» **GOAL OF THE EXERCISE**:
Keep only those lines of the records that include the string "type".

» **MATERIAL**:

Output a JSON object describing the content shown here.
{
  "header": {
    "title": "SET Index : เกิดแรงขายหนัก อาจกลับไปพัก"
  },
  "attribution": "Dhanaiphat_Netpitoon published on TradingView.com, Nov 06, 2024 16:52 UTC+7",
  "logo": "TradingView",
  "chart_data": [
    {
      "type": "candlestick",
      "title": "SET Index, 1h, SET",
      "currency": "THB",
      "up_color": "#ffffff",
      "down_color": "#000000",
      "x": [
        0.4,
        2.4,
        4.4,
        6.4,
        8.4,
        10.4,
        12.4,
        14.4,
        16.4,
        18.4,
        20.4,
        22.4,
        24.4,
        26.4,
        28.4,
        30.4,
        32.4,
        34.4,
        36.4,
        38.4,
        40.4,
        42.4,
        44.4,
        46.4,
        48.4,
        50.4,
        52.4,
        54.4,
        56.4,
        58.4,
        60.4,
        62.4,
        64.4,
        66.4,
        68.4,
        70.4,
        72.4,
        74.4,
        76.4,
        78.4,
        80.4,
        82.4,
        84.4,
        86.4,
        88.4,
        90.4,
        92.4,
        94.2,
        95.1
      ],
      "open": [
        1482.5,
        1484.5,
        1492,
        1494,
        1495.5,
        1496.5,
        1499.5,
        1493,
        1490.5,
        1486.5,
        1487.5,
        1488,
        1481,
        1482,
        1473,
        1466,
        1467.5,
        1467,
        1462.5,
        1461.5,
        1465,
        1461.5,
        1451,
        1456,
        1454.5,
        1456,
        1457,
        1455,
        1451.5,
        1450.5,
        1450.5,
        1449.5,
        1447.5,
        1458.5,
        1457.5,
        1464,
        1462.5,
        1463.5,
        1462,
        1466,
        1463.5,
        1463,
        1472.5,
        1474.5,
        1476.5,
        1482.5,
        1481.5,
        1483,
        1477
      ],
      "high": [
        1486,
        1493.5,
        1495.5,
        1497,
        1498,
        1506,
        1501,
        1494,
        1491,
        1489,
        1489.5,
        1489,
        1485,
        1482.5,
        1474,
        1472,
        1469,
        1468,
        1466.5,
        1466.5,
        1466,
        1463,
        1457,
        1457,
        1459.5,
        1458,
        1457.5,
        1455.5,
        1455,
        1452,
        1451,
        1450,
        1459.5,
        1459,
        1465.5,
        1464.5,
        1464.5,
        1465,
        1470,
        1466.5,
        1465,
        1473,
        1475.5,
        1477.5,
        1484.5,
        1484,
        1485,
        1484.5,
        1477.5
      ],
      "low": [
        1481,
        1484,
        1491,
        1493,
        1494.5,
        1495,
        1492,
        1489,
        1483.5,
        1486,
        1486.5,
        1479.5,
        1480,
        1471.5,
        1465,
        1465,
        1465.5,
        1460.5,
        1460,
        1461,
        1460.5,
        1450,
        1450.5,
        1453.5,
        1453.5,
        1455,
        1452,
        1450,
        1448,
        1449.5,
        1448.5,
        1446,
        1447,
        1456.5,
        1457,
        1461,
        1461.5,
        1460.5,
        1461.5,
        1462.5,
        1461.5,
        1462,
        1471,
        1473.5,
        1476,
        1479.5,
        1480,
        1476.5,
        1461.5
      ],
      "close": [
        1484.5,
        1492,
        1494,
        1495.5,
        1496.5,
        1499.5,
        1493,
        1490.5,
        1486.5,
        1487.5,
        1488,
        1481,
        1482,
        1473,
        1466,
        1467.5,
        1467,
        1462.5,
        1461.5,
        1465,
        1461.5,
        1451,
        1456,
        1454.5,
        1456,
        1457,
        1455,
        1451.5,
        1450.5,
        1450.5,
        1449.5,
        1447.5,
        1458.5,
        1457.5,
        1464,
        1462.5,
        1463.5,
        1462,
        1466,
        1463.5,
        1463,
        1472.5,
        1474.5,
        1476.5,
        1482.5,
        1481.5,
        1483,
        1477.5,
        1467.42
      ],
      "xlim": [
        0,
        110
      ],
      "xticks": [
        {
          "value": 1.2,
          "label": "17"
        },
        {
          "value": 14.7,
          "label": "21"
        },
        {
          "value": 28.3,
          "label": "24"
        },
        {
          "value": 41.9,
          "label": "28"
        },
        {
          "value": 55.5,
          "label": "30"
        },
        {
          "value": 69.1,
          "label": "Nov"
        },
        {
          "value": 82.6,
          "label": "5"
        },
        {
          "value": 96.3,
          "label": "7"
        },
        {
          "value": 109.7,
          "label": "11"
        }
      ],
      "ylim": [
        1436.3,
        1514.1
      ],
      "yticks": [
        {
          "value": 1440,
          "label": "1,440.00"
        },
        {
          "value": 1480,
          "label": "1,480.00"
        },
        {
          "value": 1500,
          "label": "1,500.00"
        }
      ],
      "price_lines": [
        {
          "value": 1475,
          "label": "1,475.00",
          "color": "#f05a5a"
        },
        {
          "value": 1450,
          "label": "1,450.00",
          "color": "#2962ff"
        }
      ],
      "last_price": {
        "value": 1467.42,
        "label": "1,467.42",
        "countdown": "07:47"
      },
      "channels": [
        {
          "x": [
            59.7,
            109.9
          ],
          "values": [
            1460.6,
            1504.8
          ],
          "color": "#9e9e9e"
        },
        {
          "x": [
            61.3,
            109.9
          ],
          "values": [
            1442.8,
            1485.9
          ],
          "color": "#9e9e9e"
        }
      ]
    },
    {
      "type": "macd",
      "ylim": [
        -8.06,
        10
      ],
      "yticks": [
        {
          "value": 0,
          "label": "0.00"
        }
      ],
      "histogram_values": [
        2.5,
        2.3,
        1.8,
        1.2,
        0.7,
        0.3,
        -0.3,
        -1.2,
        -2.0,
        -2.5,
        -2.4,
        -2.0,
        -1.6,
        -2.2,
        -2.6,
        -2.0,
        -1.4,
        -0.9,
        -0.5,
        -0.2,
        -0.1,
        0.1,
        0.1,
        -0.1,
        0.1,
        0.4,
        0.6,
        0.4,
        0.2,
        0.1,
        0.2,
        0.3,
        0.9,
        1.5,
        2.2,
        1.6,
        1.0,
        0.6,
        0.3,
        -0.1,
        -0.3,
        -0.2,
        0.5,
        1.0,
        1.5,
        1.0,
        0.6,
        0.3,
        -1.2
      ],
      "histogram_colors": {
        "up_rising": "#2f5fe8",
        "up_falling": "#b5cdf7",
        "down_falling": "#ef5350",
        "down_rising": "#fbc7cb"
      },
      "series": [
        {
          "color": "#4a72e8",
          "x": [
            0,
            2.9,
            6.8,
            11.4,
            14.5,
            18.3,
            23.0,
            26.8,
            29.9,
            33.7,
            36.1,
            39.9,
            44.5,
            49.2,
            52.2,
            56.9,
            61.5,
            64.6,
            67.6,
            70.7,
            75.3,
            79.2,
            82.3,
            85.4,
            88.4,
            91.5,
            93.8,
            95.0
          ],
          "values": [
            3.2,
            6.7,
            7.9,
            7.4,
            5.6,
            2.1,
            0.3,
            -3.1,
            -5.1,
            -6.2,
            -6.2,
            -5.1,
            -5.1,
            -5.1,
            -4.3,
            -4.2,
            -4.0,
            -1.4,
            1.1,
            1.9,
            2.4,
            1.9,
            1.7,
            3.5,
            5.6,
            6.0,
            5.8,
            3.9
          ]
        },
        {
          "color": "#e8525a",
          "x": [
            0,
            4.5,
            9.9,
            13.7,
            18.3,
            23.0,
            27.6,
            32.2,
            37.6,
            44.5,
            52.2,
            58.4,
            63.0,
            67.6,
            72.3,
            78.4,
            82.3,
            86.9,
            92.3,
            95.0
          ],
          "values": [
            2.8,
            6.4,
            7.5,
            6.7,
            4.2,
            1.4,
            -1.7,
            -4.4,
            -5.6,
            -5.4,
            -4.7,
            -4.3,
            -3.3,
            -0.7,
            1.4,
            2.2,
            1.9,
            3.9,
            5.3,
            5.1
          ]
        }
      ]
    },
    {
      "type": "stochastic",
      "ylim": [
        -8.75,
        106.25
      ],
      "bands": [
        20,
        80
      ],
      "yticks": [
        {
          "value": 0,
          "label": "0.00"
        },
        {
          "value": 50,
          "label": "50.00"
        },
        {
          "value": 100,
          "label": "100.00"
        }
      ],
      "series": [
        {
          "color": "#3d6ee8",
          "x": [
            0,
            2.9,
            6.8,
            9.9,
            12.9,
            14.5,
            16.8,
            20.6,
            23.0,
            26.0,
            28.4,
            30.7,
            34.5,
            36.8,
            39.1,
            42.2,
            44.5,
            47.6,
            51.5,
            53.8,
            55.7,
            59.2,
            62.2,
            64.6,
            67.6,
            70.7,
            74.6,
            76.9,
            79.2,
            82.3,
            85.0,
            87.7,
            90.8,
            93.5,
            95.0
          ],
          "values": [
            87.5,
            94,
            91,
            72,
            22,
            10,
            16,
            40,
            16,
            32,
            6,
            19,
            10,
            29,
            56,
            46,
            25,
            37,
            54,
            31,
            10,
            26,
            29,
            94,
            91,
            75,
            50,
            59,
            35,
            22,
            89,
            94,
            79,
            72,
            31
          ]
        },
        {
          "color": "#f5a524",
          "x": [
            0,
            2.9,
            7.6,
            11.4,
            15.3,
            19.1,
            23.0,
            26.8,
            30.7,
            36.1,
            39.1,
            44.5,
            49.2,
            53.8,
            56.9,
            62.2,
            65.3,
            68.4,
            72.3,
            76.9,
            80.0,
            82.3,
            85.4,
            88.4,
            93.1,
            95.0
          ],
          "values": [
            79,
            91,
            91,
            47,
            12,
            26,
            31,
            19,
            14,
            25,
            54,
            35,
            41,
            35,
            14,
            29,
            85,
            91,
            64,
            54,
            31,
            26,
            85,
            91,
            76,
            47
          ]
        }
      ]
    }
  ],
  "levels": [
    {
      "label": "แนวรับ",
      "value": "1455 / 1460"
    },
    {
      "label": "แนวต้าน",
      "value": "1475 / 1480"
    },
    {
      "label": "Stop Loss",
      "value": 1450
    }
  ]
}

» **RESPONSE TO THE EXERCISE**:
      "type": "candlestick",
      "type": "macd",
      "type": "stochastic",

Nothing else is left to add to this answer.